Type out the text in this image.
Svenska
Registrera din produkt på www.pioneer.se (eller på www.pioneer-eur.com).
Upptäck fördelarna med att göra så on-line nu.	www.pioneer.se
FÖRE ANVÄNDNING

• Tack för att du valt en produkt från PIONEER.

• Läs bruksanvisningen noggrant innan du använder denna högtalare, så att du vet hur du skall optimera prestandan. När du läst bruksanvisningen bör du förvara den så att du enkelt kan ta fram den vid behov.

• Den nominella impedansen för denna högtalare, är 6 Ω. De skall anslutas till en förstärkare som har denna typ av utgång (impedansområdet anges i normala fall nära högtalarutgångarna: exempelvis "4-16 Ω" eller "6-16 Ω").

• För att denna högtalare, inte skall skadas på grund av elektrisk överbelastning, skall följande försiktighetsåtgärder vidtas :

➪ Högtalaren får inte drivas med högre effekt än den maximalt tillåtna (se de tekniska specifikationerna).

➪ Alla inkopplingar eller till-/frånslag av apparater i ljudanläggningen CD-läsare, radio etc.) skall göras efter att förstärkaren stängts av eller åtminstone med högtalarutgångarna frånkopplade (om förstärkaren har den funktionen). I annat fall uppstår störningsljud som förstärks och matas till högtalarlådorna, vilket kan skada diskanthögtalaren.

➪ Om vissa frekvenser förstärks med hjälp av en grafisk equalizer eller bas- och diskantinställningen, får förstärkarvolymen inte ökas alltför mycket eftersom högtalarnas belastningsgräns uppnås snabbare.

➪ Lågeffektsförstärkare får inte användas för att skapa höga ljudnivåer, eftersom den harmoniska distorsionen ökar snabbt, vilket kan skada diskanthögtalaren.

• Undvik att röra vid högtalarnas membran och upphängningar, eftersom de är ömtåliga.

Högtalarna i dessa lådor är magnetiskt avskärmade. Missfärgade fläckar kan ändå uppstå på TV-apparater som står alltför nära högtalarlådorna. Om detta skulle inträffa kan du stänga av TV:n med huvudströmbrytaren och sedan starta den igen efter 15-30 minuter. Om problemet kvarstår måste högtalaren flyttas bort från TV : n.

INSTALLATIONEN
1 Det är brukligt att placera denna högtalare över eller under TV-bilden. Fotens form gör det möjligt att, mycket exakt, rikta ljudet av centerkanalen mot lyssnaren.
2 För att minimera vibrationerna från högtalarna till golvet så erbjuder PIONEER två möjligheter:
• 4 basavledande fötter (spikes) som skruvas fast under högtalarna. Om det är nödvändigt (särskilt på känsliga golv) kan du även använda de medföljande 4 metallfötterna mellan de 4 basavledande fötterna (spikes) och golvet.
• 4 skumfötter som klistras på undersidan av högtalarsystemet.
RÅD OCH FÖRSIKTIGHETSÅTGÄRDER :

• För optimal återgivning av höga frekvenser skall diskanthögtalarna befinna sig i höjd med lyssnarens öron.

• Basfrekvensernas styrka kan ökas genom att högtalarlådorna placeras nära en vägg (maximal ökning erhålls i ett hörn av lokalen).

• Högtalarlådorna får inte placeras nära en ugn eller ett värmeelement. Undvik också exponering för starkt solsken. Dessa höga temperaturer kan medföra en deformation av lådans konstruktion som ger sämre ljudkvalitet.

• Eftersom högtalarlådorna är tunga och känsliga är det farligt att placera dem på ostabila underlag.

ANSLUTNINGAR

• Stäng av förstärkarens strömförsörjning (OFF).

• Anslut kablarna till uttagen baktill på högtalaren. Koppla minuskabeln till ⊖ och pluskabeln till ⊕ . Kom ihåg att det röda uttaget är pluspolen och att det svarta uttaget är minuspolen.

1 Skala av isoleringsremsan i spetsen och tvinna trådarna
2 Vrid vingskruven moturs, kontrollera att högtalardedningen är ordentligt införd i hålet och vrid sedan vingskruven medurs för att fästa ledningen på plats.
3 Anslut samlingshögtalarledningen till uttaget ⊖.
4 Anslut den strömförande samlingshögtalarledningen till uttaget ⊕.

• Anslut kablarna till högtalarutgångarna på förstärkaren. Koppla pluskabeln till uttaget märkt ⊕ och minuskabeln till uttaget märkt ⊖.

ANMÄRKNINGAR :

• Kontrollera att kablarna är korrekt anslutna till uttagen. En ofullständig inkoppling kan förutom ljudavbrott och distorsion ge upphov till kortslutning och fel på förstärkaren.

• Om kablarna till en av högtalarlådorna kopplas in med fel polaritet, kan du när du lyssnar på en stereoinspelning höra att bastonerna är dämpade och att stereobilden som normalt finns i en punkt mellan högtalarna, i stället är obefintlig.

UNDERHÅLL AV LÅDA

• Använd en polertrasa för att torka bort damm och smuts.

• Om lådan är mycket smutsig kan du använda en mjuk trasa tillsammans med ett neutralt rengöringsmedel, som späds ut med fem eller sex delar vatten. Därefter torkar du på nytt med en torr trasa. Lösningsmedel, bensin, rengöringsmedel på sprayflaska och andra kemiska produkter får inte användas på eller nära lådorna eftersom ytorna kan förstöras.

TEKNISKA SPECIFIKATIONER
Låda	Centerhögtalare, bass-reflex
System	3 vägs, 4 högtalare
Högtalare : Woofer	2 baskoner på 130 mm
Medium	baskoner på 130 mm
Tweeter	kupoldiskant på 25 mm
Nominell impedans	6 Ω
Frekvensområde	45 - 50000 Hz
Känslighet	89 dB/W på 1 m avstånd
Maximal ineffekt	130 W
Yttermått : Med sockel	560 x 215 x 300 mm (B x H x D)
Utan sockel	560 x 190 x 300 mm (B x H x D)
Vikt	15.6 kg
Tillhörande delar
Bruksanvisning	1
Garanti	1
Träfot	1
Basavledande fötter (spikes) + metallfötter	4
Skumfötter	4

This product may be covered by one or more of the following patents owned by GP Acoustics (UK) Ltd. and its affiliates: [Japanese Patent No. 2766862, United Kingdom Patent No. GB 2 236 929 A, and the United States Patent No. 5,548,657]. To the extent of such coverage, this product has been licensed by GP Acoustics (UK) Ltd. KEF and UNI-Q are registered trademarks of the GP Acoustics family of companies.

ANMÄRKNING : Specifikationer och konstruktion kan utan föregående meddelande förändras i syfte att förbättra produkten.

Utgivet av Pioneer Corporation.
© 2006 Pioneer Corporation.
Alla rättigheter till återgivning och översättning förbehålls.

------------

Transcribe each entry exactly as it appears.

Type out the text in this image.
Svenska
Registrera din produkt på www.pioneer.se (eller på www.pioneer-eur.com).
Upptäck fördelarna med att göra så on-line nu.	www.pioneer.se
FÖRE ANVÄNDNING

• Tack för att du valt en produkt från PIONEER.

• Läs bruksanvisningen noggrant innan du använder denna högtalare, så att du vet hur du skall optimera prestandan. När du läst bruksanvisningen bör du förvara den så att du enkelt kan ta fram den vid behov.

• Den nominella impedansen för denna högtalare, är 6 Ω. De skall anslutas till en förstärkare som har denna typ av utgång (impedansområdet anges i normala fall nära högtalarutgångarna: exempelvis "4-16 Ω" eller "6-16 Ω").

• För att denna högtalare, inte skall skadas på grund av elektrisk överbelastning, skall följande försiktighetsåtgärder vidtas :

➪ Högtalaren får inte drivas med högre effekt än den maximalt tillåtna (se de tekniska specifikationerna).

➪ Alla inkopplingar eller till-/frånslag av apparater i ljudanläggningen CD-läsare, radio etc.) skall göras efter att förstärkaren stängts av eller åtminstone med högtalarutgångarna frånkopplade (om förstärkaren har den funktionen). I annat fall uppstår störningsljud som förstärks och matas till högtalarlådorna, vilket kan skada diskanthögtalaren.

➪ Om vissa frekvenser förstärks med hjälp av en grafisk equalizer eller bas- och diskantinställningen, får förstärkarvolymen inte ökas alltför mycket eftersom högtalarnas belastningsgräns uppnås snabbare.

➪ Lågeffektsförstärkare får inte användas för att skapa höga ljudnivåer, eftersom den harmoniska distorsionen ökar snabbt, vilket kan skada diskanthögtalaren.

• Undvik att röra vid högtalarnas membran och upphängningar, eftersom de är ömtåliga.

Högtalarna i dessa lådor är magnetiskt avskärmade. Missfärgade fläckar kan ändå uppstå på TV-apparater som står alltför nära högtalarlådorna. Om detta skulle inträffa kan du stänga av TV:n med huvudströmbrytaren och sedan starta den igen efter 15-30 minuter. Om problemet kvarstår måste högtalaren flyttas bort från TV : n.

INSTALLATIONEN
1 Det är brukligt att placera denna högtalare över eller under TV-bilden. Fotens form gör det möjligt att, mycket exakt, rikta ljudet av centerkanalen mot lyssnaren.
2 För att minimera vibrationerna från högtalarna till golvet så erbjuder PIONEER två möjligheter:
• 4 basavledande fötter (spikes) som skruvas fast under högtalarna. Om det är nödvändigt (särskilt på känsliga golv) kan du även använda de medföljande 4 metallfötterna mellan de 4 basavledande fötterna (spikes) och golvet.
• 4 skumfötter som klistras på undersidan av högtalarsystemet.
RÅD OCH FÖRSIKTIGHETSÅTGÄRDER :

• För optimal återgivning av höga frekvenser skall diskanthögtalarna befinna sig i höjd med lyssnarens öron.

• Basfrekvensernas styrka kan ökas genom att högtalarlådorna placeras nära en vägg (maximal ökning erhålls i ett hörn av lokalen).

• Högtalarlådorna får inte placeras nära en ugn eller ett värmeelement. Undvik också exponering för starkt solsken. Dessa höga temperaturer kan medföra en deformation av lådans konstruktion som ger sämre ljudkvalitet.

• Eftersom högtalarlådorna är tunga och känsliga är det farligt att placera dem på ostabila underlag.

ANSLUTNINGAR

• Stäng av förstärkarens strömförsörjning (OFF).

• Anslut kablarna till uttagen baktill på högtalaren. Koppla minuskabeln till ⊖ och pluskabeln till ⊕ . Kom ihåg att det röda uttaget är pluspolen och att det svarta uttaget är minuspolen.

1 Skala av isoleringsremsan i spetsen och tvinna trådarna
2 Vrid vingskruven moturs, kontrollera att högtalardedningen är ordentligt införd i hålet och vrid sedan vingskruven medurs för att fästa ledningen på plats.
3 Anslut samlingshögtalarledningen till uttaget ⊖.
4 Anslut den strömförande samlingshögtalarledningen till uttaget ⊕.

• Anslut kablarna till högtalarutgångarna på förstärkaren. Koppla pluskabeln till uttaget märkt ⊕ och minuskabeln till uttaget märkt ⊖.

ANMÄRKNINGAR :

• Kontrollera att kablarna är korrekt anslutna till uttagen. En ofullständig inkoppling kan förutom ljudavbrott och distorsion ge upphov till kortslutning och fel på förstärkaren.

• Om kablarna till en av högtalarlådorna kopplas in med fel polaritet, kan du när du lyssnar på en stereoinspelning höra att bastonerna är dämpade och att stereobilden som normalt finns i en punkt mellan högtalarna, i stället är obefintlig.

UNDERHÅLL AV LÅDA

• Använd en polertrasa för att torka bort damm och smuts.

• Om lådan är mycket smutsig kan du använda en mjuk trasa tillsammans med ett neutralt rengöringsmedel, som späds ut med fem eller sex delar vatten. Därefter torkar du på nytt med en torr trasa. Lösningsmedel, bensin, rengöringsmedel på sprayflaska och andra kemiska produkter får inte användas på eller nära lådorna eftersom ytorna kan förstöras.

TEKNISKA SPECIFIKATIONER
Låda	Centerhögtalare, bass-reflex
System	3 vägs, 4 högtalare
Högtalare : Woofer	2 baskoner på 130 mm
Medium	baskoner på 130 mm
Tweeter	kupoldiskant på 25 mm
Nominell impedans	6 Ω
Frekvensområde	45 - 50000 Hz
Känslighet	89 dB/W på 1 m avstånd
Maximal ineffekt	130 W
Yttermått : Med sockel	560 x 215 x 300 mm (B x H x D)
Utan sockel	560 x 190 x 300 mm (B x H x D)
Vikt	15.6 kg
Tillhörande delar
Bruksanvisning	1
Garanti	1
Träfot	1
Basavledande fötter (spikes) + metallfötter	4
Skumfötter	4

This product may be covered by one or more of the following patents owned by GP Acoustics (UK) Ltd. and its affiliates: [Japanese Patent No. 2766862, United Kingdom Patent No. GB 2 236 929 A, and the United States Patent No. 5,548,657]. To the extent of such coverage, this product has been licensed by GP Acoustics (UK) Ltd. KEF and UNI-Q are registered trademarks of the GP Acoustics family of companies.

ANMÄRKNING : Specifikationer och konstruktion kan utan föregående meddelande förändras i syfte att förbättra produkten.

Utgivet av Pioneer Corporation.
© 2006 Pioneer Corporation.
Alla rättigheter till återgivning och översättning förbehålls.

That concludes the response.